Identify every line in the records below that contains the string "button", and copy each such line in full.

>> start Data entries

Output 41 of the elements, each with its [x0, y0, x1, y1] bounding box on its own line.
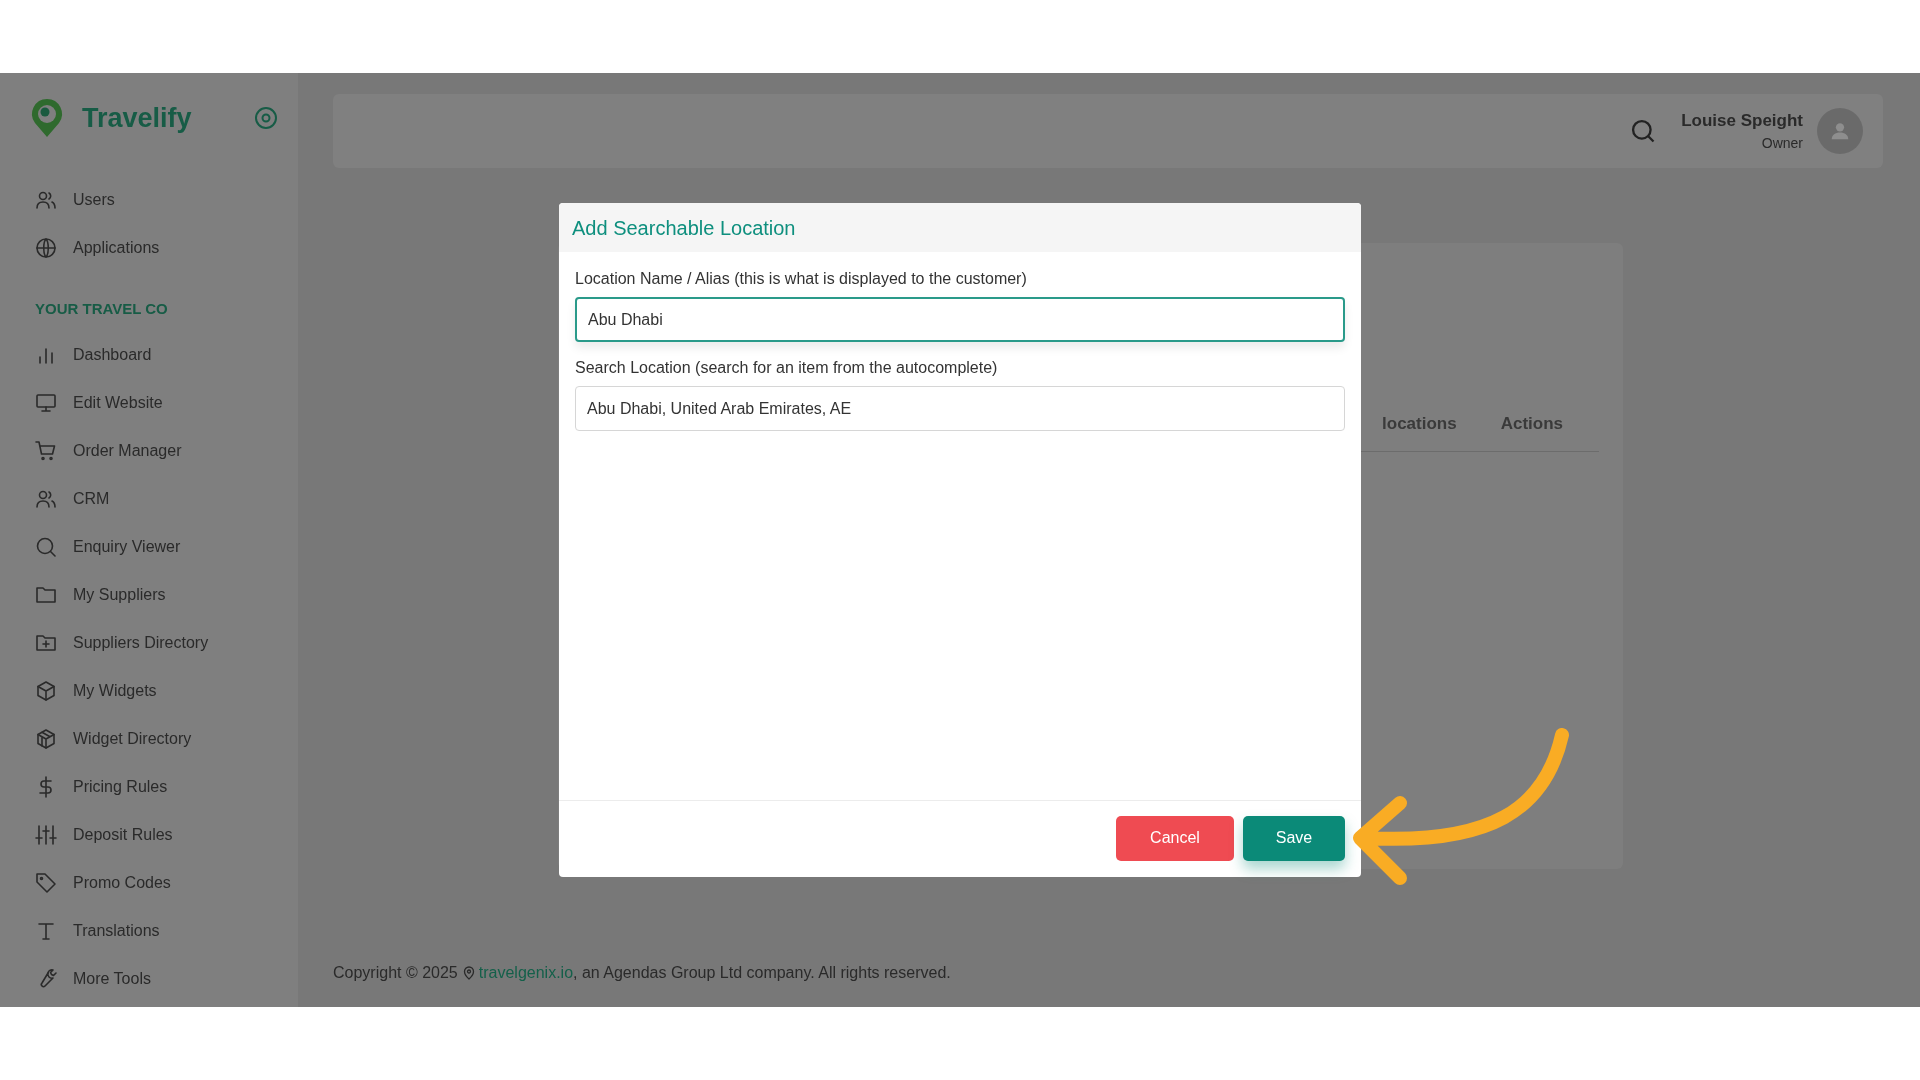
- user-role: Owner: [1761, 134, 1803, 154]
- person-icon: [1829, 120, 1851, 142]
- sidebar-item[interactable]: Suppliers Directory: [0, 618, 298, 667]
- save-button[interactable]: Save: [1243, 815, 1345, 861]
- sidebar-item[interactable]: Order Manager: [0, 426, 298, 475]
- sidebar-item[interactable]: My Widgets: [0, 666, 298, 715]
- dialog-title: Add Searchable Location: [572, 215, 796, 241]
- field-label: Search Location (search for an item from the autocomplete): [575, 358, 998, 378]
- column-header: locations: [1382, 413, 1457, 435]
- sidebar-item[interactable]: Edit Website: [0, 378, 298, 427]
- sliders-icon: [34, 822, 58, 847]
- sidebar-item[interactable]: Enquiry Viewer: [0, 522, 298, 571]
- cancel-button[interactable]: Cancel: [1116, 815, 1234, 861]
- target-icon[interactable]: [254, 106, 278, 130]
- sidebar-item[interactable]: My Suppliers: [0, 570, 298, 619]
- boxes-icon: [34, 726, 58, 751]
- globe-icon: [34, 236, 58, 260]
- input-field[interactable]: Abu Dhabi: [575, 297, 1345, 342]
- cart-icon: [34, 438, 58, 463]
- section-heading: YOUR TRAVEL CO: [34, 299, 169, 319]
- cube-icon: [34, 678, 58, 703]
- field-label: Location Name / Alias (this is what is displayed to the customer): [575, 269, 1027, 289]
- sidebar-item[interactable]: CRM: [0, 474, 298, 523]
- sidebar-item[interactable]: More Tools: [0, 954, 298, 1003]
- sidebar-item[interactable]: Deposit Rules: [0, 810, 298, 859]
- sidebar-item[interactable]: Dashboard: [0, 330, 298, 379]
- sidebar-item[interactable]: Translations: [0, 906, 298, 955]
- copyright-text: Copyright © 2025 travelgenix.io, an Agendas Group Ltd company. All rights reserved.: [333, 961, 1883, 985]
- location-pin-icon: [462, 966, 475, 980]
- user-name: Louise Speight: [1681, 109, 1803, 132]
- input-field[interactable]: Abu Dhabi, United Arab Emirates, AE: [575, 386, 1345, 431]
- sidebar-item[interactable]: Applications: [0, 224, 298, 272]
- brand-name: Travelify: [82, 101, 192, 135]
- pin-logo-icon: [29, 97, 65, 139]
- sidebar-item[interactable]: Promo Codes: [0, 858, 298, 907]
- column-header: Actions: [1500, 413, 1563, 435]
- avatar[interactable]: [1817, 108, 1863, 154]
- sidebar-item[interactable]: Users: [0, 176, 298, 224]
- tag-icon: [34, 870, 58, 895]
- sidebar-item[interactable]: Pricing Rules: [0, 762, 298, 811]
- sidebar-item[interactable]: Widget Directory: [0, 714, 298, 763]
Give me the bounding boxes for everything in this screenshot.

>> end Data entries
>> start Data entries

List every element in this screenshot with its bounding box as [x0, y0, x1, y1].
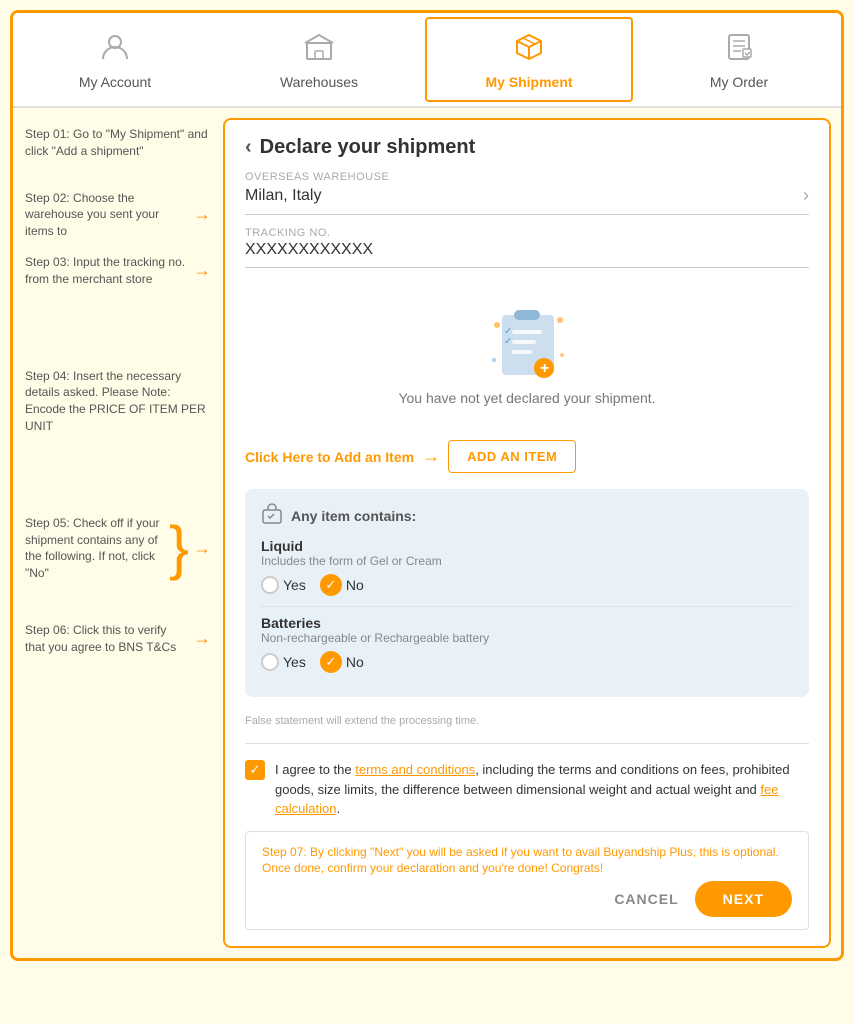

>> end Data entries

• Written answer
- save-button[interactable]: Save: [1243, 815, 1345, 861]
- cancel-button[interactable]: Cancel: [1116, 815, 1234, 861]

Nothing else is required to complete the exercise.